-- Start --

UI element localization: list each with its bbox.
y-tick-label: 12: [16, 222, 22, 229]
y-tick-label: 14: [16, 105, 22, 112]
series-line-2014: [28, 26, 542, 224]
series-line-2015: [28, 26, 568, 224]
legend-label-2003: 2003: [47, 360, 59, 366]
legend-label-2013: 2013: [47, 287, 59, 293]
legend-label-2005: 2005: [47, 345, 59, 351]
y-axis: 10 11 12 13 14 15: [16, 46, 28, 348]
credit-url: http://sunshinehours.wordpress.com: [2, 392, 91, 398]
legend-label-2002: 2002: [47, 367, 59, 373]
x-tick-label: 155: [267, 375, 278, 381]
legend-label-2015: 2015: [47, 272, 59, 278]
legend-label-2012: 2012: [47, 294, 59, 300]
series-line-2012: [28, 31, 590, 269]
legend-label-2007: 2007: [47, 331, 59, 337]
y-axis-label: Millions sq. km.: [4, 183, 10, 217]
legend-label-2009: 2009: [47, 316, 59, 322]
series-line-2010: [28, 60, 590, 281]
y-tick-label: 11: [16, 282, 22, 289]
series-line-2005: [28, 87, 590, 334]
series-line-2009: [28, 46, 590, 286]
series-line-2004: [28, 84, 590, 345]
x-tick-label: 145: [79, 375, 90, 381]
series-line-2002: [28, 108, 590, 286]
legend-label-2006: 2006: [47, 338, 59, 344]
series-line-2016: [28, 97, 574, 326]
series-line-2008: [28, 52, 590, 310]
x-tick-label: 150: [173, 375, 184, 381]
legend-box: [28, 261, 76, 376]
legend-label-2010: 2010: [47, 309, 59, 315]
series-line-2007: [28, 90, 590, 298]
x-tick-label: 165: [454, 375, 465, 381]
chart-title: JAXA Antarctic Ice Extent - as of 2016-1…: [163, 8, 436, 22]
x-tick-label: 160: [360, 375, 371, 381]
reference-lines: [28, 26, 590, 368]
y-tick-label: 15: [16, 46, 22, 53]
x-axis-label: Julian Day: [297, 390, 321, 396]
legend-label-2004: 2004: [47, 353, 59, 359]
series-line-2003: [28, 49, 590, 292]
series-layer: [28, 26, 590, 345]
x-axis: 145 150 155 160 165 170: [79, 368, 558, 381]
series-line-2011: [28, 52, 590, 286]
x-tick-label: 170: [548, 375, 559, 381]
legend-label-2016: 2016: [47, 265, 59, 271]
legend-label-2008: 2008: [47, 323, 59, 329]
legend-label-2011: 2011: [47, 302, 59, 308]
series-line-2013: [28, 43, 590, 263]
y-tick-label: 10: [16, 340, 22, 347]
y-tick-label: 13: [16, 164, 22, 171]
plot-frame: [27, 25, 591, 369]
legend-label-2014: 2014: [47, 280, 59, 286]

-- End --

** WHAT THIS TASK INVOLVES **
Reproduce every line of the rows above verbatim, in the same order.

** RESPONSE TO THIS EXERCISE **
UI element localization: list each with its bbox.
y-tick-label: 12: [16, 222, 22, 229]
y-tick-label: 14: [16, 105, 22, 112]
series-line-2014: [28, 26, 542, 224]
series-line-2015: [28, 26, 568, 224]
legend-label-2003: 2003: [47, 360, 59, 366]
legend-label-2013: 2013: [47, 287, 59, 293]
legend-label-2005: 2005: [47, 345, 59, 351]
y-axis: 10 11 12 13 14 15: [16, 46, 28, 348]
credit-url: http://sunshinehours.wordpress.com: [2, 392, 91, 398]
legend-label-2002: 2002: [47, 367, 59, 373]
x-tick-label: 155: [267, 375, 278, 381]
legend-label-2015: 2015: [47, 272, 59, 278]
legend-label-2012: 2012: [47, 294, 59, 300]
series-line-2012: [28, 31, 590, 269]
legend-label-2007: 2007: [47, 331, 59, 337]
y-axis-label: Millions sq. km.: [4, 183, 10, 217]
legend-label-2009: 2009: [47, 316, 59, 322]
series-line-2010: [28, 60, 590, 281]
y-tick-label: 11: [16, 282, 22, 289]
series-line-2005: [28, 87, 590, 334]
series-line-2009: [28, 46, 590, 286]
series-line-2004: [28, 84, 590, 345]
x-tick-label: 145: [79, 375, 90, 381]
series-line-2002: [28, 108, 590, 286]
legend-label-2006: 2006: [47, 338, 59, 344]
series-line-2016: [28, 97, 574, 326]
series-line-2008: [28, 52, 590, 310]
x-tick-label: 150: [173, 375, 184, 381]
legend-box: [28, 261, 76, 376]
legend-label-2010: 2010: [47, 309, 59, 315]
series-line-2007: [28, 90, 590, 298]
x-tick-label: 165: [454, 375, 465, 381]
chart-title: JAXA Antarctic Ice Extent - as of 2016-1…: [163, 8, 436, 22]
x-tick-label: 160: [360, 375, 371, 381]
reference-lines: [28, 26, 590, 368]
y-tick-label: 15: [16, 46, 22, 53]
x-axis-label: Julian Day: [297, 390, 321, 396]
legend-label-2004: 2004: [47, 353, 59, 359]
series-line-2003: [28, 49, 590, 292]
series-layer: [28, 26, 590, 345]
x-axis: 145 150 155 160 165 170: [79, 368, 558, 381]
series-line-2011: [28, 52, 590, 286]
x-tick-label: 170: [548, 375, 559, 381]
legend-label-2016: 2016: [47, 265, 59, 271]
legend-label-2008: 2008: [47, 323, 59, 329]
legend-label-2011: 2011: [47, 302, 59, 308]
series-line-2013: [28, 43, 590, 263]
y-tick-label: 10: [16, 340, 22, 347]
y-tick-label: 13: [16, 164, 22, 171]
plot-frame: [27, 25, 591, 369]
legend-label-2014: 2014: [47, 280, 59, 286]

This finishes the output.